— GIVEN PROBLEM —
Retype all of the data exactly as given.

— TASK INPUT —

-- start --

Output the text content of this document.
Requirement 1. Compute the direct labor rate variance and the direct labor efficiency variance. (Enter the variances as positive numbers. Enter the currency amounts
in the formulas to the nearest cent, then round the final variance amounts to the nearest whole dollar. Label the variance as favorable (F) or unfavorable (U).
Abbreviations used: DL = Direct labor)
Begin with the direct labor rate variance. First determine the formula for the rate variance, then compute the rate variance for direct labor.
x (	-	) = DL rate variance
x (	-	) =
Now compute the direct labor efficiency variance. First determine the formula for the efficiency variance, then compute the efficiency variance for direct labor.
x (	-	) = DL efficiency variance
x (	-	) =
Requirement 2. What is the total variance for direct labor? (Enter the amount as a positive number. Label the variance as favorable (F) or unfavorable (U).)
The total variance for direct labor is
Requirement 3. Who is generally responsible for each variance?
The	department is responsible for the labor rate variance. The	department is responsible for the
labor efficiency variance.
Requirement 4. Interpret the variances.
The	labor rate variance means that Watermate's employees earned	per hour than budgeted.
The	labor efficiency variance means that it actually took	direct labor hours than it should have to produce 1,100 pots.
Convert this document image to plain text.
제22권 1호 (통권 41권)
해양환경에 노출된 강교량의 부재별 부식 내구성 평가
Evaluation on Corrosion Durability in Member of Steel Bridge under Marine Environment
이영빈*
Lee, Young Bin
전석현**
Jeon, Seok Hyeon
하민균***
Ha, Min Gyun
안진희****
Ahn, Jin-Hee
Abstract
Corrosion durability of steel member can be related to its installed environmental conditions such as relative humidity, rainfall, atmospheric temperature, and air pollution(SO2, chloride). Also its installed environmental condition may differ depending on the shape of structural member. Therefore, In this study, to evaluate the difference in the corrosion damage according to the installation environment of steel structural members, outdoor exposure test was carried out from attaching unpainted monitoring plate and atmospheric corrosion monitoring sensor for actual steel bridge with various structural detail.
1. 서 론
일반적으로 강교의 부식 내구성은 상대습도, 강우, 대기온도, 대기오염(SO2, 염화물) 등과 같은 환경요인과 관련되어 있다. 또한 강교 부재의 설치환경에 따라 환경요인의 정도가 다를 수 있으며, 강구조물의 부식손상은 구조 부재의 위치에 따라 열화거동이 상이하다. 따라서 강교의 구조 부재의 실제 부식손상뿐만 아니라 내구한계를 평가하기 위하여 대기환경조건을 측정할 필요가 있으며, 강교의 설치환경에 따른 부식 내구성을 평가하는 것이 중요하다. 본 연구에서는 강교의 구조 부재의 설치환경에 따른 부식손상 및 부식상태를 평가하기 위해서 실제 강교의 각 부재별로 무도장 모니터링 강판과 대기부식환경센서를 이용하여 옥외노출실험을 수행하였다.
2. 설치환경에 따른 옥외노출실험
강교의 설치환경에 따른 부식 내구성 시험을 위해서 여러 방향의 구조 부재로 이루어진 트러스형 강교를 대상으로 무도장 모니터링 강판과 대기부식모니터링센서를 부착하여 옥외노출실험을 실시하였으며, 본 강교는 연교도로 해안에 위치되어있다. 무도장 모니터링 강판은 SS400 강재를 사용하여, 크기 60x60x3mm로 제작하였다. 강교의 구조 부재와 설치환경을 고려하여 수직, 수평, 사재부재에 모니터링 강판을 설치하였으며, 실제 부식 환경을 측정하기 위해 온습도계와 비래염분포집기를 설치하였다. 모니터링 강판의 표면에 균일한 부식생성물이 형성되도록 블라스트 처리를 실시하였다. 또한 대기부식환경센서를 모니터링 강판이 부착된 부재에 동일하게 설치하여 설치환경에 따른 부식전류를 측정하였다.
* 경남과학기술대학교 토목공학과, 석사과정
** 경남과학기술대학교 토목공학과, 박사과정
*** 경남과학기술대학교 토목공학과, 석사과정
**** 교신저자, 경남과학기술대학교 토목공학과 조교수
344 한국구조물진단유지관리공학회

-- end --

— EXERCISE RESULT —
Output the text content of this document.
Requirement 1. Compute the direct labor rate variance and the direct labor efficiency variance. (Enter the variances as positive numbers. Enter the currency amounts
in the formulas to the nearest cent, then round the final variance amounts to the nearest whole dollar. Label the variance as favorable (F) or unfavorable (U).
Abbreviations used: DL = Direct labor)
Begin with the direct labor rate variance. First determine the formula for the rate variance, then compute the rate variance for direct labor.
x (	-	) = DL rate variance
x (	-	) =
Now compute the direct labor efficiency variance. First determine the formula for the efficiency variance, then compute the efficiency variance for direct labor.
x (	-	) = DL efficiency variance
x (	-	) =
Requirement 2. What is the total variance for direct labor? (Enter the amount as a positive number. Label the variance as favorable (F) or unfavorable (U).)
The total variance for direct labor is
Requirement 3. Who is generally responsible for each variance?
The	department is responsible for the labor rate variance. The	department is responsible for the
labor efficiency variance.
Requirement 4. Interpret the variances.
The	labor rate variance means that Watermate's employees earned	per hour than budgeted.
The	labor efficiency variance means that it actually took	direct labor hours than it should have to produce 1,100 pots.
Convert this document image to plain text.
제22권 1호 (통권 41권)
해양환경에 노출된 강교량의 부재별 부식 내구성 평가
Evaluation on Corrosion Durability in Member of Steel Bridge under Marine Environment
이영빈*
Lee, Young Bin
전석현**
Jeon, Seok Hyeon
하민균***
Ha, Min Gyun
안진희****
Ahn, Jin-Hee
Abstract
Corrosion durability of steel member can be related to its installed environmental conditions such as relative humidity, rainfall, atmospheric temperature, and air pollution(SO2, chloride). Also its installed environmental condition may differ depending on the shape of structural member. Therefore, In this study, to evaluate the difference in the corrosion damage according to the installation environment of steel structural members, outdoor exposure test was carried out from attaching unpainted monitoring plate and atmospheric corrosion monitoring sensor for actual steel bridge with various structural detail.
1. 서 론
일반적으로 강교의 부식 내구성은 상대습도, 강우, 대기온도, 대기오염(SO2, 염화물) 등과 같은 환경요인과 관련되어 있다. 또한 강교 부재의 설치환경에 따라 환경요인의 정도가 다를 수 있으며, 강구조물의 부식손상은 구조 부재의 위치에 따라 열화거동이 상이하다. 따라서 강교의 구조 부재의 실제 부식손상뿐만 아니라 내구한계를 평가하기 위하여 대기환경조건을 측정할 필요가 있으며, 강교의 설치환경에 따른 부식 내구성을 평가하는 것이 중요하다. 본 연구에서는 강교의 구조 부재의 설치환경에 따른 부식손상 및 부식상태를 평가하기 위해서 실제 강교의 각 부재별로 무도장 모니터링 강판과 대기부식환경센서를 이용하여 옥외노출실험을 수행하였다.
2. 설치환경에 따른 옥외노출실험
강교의 설치환경에 따른 부식 내구성 시험을 위해서 여러 방향의 구조 부재로 이루어진 트러스형 강교를 대상으로 무도장 모니터링 강판과 대기부식모니터링센서를 부착하여 옥외노출실험을 실시하였으며, 본 강교는 연교도로 해안에 위치되어있다. 무도장 모니터링 강판은 SS400 강재를 사용하여, 크기 60x60x3mm로 제작하였다. 강교의 구조 부재와 설치환경을 고려하여 수직, 수평, 사재부재에 모니터링 강판을 설치하였으며, 실제 부식 환경을 측정하기 위해 온습도계와 비래염분포집기를 설치하였다. 모니터링 강판의 표면에 균일한 부식생성물이 형성되도록 블라스트 처리를 실시하였다. 또한 대기부식환경센서를 모니터링 강판이 부착된 부재에 동일하게 설치하여 설치환경에 따른 부식전류를 측정하였다.
* 경남과학기술대학교 토목공학과, 석사과정
** 경남과학기술대학교 토목공학과, 박사과정
*** 경남과학기술대학교 토목공학과, 석사과정
**** 교신저자, 경남과학기술대학교 토목공학과 조교수
344 한국구조물진단유지관리공학회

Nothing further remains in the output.